— Begin Listed records —

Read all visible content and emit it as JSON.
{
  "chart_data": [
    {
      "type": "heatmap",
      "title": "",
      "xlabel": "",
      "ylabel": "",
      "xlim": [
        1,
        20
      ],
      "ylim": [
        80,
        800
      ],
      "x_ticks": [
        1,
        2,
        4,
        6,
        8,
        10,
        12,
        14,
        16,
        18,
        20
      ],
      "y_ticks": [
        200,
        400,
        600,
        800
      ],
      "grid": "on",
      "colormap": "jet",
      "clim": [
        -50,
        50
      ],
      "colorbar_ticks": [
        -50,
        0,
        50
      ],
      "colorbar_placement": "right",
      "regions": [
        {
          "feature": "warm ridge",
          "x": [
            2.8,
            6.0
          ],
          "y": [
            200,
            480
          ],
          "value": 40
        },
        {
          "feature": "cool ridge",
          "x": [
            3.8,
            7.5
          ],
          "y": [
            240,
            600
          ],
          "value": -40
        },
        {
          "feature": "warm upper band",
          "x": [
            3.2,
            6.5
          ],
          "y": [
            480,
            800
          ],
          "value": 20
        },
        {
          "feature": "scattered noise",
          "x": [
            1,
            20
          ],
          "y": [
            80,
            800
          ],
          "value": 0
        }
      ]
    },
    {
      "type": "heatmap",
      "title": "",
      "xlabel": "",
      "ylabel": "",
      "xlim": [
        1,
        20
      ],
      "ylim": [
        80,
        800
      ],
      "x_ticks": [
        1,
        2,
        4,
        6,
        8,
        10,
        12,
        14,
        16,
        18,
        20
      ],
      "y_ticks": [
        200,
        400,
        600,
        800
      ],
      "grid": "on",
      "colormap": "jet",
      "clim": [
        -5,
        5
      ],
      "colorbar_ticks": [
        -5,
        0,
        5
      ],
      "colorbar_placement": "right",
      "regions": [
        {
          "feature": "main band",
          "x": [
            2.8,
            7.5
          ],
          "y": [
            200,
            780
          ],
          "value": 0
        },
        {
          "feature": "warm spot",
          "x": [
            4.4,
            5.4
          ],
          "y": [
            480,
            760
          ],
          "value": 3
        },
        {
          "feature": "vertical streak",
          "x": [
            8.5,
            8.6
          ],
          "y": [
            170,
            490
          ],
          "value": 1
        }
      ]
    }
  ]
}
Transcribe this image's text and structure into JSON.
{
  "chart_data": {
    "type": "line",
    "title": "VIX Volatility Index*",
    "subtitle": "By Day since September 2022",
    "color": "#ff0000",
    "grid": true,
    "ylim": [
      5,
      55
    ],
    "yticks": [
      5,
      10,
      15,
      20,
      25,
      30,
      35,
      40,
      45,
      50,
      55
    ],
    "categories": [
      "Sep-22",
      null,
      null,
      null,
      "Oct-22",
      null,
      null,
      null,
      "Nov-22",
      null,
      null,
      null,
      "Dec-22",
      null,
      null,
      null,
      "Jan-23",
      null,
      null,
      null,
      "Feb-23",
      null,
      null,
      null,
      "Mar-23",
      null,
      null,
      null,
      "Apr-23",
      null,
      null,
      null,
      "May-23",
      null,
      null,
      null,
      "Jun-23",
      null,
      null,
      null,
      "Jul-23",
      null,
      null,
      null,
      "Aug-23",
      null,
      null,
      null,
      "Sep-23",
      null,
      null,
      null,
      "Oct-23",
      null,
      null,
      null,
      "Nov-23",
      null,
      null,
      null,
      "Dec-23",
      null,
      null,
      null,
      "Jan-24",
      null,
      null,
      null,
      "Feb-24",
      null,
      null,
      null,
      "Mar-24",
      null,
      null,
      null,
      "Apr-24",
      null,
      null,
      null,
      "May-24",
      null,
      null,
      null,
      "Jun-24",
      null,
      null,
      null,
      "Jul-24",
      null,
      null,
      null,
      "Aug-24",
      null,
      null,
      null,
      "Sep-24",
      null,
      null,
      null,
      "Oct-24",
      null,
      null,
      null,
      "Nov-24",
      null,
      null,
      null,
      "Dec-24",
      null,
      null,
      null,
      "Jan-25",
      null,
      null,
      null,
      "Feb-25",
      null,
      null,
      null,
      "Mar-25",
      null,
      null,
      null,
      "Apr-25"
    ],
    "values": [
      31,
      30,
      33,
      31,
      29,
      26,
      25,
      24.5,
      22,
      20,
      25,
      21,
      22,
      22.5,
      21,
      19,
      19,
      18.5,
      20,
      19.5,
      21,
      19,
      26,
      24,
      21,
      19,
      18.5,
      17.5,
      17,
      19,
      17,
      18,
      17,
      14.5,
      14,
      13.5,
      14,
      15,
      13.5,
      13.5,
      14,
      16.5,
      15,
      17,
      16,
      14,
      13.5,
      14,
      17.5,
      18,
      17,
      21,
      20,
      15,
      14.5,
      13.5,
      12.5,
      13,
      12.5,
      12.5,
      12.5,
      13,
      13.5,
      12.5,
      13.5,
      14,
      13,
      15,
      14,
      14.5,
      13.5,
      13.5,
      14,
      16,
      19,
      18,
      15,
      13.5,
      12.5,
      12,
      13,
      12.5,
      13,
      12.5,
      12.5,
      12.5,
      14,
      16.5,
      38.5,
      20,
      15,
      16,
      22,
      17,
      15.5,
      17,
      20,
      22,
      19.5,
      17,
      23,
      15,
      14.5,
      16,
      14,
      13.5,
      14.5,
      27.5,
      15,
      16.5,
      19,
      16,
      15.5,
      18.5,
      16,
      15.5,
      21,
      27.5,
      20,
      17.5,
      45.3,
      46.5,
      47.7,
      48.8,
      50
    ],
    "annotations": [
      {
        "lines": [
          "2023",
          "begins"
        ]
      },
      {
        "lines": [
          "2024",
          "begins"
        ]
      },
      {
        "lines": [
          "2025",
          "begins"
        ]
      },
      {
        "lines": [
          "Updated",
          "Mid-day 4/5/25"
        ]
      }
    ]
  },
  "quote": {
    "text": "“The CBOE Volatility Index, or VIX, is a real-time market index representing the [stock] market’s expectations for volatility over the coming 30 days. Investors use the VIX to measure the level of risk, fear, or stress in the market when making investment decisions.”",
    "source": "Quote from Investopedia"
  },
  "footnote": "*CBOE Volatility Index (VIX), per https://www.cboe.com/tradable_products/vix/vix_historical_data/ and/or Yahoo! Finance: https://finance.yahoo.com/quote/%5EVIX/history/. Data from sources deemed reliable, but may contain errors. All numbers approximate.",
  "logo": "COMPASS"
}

— End Listed records —

**Directions for this task:**
Check each line of the records above for "text", and copy those that have it.

**Written solution:**
Transcribe this image's text and structure into JSON.
    "text": "“The CBOE Volatility Index, or VIX, is a real-time market index representing the [stock] market’s expectations for volatility over the coming 30 days. Investors use the VIX to measure the level of risk, fear, or stress in the market when making investment decisions.”",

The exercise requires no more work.